• [Aim]:
Pick every line with "пунктов" from the material below.

• [Dataset rows]:

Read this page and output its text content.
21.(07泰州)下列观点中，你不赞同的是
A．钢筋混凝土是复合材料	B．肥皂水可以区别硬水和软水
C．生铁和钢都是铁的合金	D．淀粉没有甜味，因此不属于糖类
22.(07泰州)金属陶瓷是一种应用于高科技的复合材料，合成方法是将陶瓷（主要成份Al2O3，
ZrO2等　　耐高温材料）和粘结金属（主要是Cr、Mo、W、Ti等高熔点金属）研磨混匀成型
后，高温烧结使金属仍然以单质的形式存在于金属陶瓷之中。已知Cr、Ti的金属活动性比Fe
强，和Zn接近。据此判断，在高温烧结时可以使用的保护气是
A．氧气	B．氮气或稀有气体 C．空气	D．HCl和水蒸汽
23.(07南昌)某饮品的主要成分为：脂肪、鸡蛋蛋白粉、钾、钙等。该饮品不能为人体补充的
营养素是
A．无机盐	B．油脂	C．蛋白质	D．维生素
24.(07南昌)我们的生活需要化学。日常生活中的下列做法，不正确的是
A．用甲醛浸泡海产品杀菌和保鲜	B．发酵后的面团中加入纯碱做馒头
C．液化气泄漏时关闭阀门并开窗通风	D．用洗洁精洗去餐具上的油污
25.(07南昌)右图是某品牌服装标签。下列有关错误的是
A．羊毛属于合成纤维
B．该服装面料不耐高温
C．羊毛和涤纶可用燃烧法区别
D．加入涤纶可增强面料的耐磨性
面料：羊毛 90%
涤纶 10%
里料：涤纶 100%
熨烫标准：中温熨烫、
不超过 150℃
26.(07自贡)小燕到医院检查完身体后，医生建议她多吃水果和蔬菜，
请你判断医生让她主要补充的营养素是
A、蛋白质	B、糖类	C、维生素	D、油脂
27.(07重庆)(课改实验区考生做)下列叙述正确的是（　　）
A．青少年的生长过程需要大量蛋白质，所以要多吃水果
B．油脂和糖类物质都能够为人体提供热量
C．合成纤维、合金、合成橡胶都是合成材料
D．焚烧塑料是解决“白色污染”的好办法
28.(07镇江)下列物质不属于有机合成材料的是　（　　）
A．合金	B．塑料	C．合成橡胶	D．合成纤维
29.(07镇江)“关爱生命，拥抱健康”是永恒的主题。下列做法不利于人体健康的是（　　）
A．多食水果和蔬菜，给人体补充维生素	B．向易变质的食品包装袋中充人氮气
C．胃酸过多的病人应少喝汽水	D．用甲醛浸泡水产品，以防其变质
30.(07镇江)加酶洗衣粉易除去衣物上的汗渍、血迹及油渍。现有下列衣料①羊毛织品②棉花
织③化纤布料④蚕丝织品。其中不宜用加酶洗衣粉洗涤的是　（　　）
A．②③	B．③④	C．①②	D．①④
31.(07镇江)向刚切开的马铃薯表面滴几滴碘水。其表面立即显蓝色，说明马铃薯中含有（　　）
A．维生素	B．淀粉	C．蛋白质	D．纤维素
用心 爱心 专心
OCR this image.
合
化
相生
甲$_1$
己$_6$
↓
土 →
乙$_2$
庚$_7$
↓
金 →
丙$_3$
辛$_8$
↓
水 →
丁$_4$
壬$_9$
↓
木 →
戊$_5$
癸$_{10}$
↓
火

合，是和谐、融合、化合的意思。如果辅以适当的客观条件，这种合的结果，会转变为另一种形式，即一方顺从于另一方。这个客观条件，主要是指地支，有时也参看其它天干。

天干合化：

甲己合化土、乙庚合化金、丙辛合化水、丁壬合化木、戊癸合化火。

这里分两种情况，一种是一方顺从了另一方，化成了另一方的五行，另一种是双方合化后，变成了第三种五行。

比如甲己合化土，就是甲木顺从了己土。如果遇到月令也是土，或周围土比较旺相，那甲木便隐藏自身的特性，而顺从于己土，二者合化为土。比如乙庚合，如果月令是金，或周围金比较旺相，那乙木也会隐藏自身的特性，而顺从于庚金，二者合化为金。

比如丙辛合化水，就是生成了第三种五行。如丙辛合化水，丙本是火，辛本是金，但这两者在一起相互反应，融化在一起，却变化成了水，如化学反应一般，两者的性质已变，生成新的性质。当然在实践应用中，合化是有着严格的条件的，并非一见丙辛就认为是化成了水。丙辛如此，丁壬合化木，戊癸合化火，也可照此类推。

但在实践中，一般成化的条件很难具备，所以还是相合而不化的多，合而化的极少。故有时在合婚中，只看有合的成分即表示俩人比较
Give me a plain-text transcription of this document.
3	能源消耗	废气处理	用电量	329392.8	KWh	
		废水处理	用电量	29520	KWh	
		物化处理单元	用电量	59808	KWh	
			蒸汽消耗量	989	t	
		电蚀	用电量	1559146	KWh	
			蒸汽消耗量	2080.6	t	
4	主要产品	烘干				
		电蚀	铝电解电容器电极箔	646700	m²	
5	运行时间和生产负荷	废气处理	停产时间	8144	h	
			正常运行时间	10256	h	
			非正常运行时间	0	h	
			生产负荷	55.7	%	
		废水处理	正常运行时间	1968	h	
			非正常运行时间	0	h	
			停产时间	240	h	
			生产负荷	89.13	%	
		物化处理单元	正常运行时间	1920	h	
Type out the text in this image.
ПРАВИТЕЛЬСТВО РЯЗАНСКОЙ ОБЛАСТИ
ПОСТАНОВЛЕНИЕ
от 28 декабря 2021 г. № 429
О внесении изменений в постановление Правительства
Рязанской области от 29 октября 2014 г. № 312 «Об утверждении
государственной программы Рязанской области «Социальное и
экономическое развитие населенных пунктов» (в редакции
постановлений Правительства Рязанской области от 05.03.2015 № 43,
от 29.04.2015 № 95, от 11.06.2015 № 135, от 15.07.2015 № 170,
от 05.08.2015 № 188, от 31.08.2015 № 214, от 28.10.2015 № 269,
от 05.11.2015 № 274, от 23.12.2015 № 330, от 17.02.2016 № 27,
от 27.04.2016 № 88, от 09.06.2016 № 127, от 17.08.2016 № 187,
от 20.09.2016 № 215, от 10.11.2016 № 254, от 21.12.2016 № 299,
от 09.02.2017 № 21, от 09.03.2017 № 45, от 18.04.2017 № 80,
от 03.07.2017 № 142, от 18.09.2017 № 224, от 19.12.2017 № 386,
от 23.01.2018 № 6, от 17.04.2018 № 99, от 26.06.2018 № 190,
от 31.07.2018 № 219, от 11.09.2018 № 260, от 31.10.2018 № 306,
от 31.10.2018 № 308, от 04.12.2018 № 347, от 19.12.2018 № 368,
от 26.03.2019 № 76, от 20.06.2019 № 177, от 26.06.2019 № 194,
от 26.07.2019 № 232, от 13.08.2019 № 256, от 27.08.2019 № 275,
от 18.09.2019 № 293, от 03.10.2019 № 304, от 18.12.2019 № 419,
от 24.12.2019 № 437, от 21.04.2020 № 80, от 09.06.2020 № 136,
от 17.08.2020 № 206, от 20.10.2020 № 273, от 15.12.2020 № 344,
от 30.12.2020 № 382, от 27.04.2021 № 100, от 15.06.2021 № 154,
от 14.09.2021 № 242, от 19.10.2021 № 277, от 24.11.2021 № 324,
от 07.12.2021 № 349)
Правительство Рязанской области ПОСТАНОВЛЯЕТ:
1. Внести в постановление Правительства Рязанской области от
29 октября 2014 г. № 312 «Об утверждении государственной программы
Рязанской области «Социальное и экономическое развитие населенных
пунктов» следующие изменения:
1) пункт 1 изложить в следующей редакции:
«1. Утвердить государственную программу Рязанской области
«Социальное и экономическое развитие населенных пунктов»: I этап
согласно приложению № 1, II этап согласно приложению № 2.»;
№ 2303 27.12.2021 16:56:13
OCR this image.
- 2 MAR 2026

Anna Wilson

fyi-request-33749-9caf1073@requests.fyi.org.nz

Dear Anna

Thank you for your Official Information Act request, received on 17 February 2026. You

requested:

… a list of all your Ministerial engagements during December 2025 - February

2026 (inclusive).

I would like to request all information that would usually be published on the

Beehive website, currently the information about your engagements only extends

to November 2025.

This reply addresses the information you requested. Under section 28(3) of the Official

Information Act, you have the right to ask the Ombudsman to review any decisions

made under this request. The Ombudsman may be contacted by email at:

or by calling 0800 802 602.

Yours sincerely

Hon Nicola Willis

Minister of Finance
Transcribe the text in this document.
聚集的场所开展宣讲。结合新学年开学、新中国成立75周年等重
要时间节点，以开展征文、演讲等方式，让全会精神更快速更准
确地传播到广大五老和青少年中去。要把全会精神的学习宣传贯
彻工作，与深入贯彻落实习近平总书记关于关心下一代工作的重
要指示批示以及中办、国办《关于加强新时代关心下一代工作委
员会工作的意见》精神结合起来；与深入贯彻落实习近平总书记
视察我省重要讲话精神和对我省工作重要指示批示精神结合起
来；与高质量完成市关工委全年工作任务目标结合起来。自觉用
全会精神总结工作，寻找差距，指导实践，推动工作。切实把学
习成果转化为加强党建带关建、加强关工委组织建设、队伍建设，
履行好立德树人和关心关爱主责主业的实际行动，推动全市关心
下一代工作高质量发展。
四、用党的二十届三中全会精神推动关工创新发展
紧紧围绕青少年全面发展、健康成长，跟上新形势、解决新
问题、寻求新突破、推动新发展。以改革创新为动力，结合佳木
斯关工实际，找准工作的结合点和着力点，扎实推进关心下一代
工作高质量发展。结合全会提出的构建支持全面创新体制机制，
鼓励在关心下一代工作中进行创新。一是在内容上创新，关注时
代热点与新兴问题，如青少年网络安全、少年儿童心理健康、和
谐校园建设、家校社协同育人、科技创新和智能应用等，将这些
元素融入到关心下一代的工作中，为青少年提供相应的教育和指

• [Answer]:
экономическое развитие населенных пунктов» (в редакции
пунктов» следующие изменения:
«Социальное и экономическое развитие населенных пунктов»: I этап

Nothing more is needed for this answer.